Pictures stay out of your copy, but everything else in the records below must be repeated exactly.

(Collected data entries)
═══

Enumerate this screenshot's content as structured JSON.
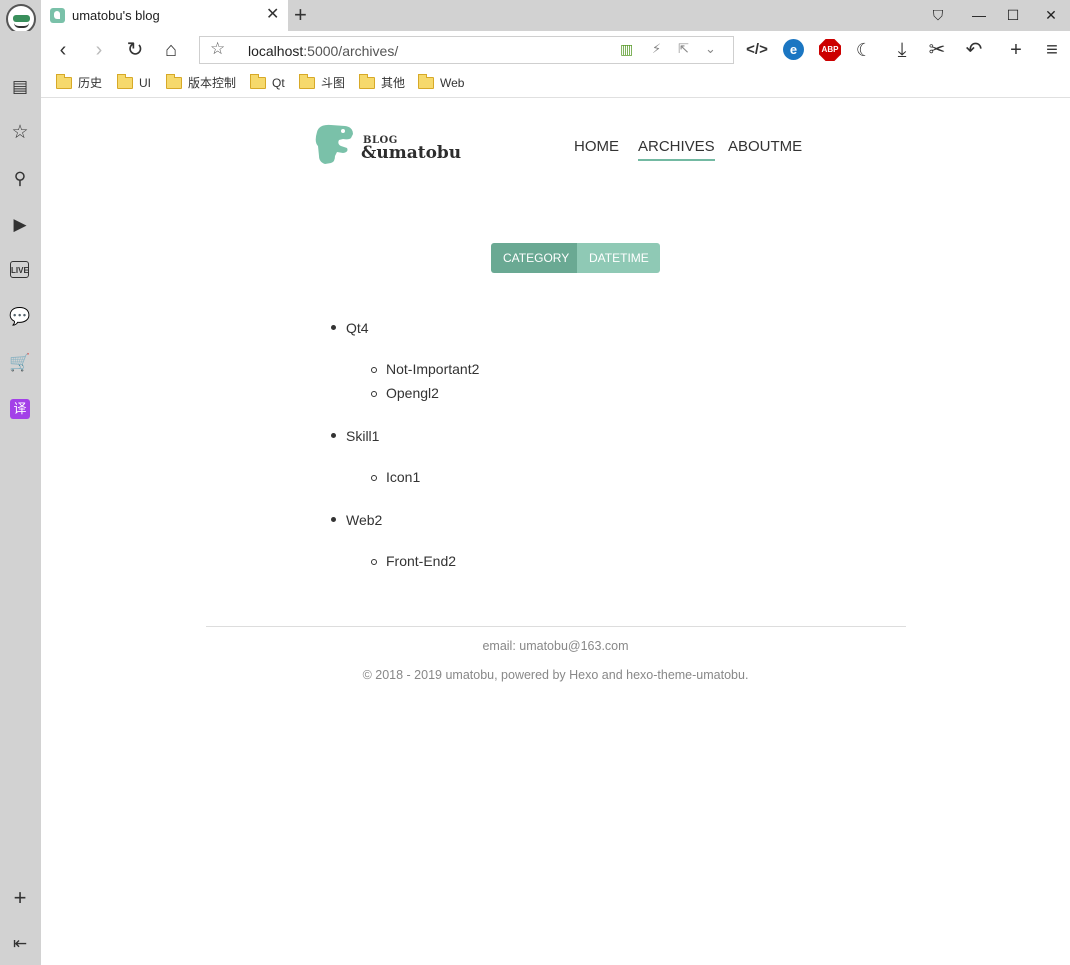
{
  "browser": {
    "tab_title": "umatobu's blog",
    "tab_close": "✕",
    "new_tab": "+",
    "url_host": "localhost",
    "url_rest": ":5000/archives/",
    "window_buttons": {
      "skin": "⛉",
      "minimize": "—",
      "maximize": "☐",
      "close": "✕"
    }
  },
  "bookmarks": [
    {
      "label": "历史"
    },
    {
      "label": "UI"
    },
    {
      "label": "版本控制"
    },
    {
      "label": "Qt"
    },
    {
      "label": "斗图"
    },
    {
      "label": "其他"
    },
    {
      "label": "Web"
    }
  ],
  "sidebar": {
    "live_label": "LIVE",
    "translate_label": "译"
  },
  "site": {
    "logo_small": "BLOG",
    "logo_big": "&umatobu",
    "nav": [
      {
        "label": "HOME",
        "active": false
      },
      {
        "label": "ARCHIVES",
        "active": true
      },
      {
        "label": "ABOUTME",
        "active": false
      }
    ],
    "toggle": {
      "category": "CATEGORY",
      "datetime": "DATETIME",
      "selected": "CATEGORY"
    },
    "categories": [
      {
        "name": "Qt4",
        "children": [
          "Not-Important2",
          "Opengl2"
        ]
      },
      {
        "name": "Skill1",
        "children": [
          "Icon1"
        ]
      },
      {
        "name": "Web2",
        "children": [
          "Front-End2"
        ]
      }
    ],
    "footer": {
      "email": "email: umatobu@163.com",
      "copyright": "© 2018 - 2019 umatobu, powered by Hexo and hexo-theme-umatobu."
    },
    "accent_color": "#73b9a2"
  }
}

═══

*CORRECT RESPONSE*.
Enumerate this screenshot's content as structured JSON.
{
  "browser": {
    "tab_title": "umatobu's blog",
    "tab_close": "✕",
    "new_tab": "+",
    "url_host": "localhost",
    "url_rest": ":5000/archives/",
    "window_buttons": {
      "skin": "⛉",
      "minimize": "—",
      "maximize": "☐",
      "close": "✕"
    }
  },
  "bookmarks": [
    {
      "label": "历史"
    },
    {
      "label": "UI"
    },
    {
      "label": "版本控制"
    },
    {
      "label": "Qt"
    },
    {
      "label": "斗图"
    },
    {
      "label": "其他"
    },
    {
      "label": "Web"
    }
  ],
  "sidebar": {
    "live_label": "LIVE",
    "translate_label": "译"
  },
  "site": {
    "logo_small": "BLOG",
    "logo_big": "&umatobu",
    "nav": [
      {
        "label": "HOME",
        "active": false
      },
      {
        "label": "ARCHIVES",
        "active": true
      },
      {
        "label": "ABOUTME",
        "active": false
      }
    ],
    "toggle": {
      "category": "CATEGORY",
      "datetime": "DATETIME",
      "selected": "CATEGORY"
    },
    "categories": [
      {
        "name": "Qt4",
        "children": [
          "Not-Important2",
          "Opengl2"
        ]
      },
      {
        "name": "Skill1",
        "children": [
          "Icon1"
        ]
      },
      {
        "name": "Web2",
        "children": [
          "Front-End2"
        ]
      }
    ],
    "footer": {
      "email": "email: umatobu@163.com",
      "copyright": "© 2018 - 2019 umatobu, powered by Hexo and hexo-theme-umatobu."
    },
    "accent_color": "#73b9a2"
  }
}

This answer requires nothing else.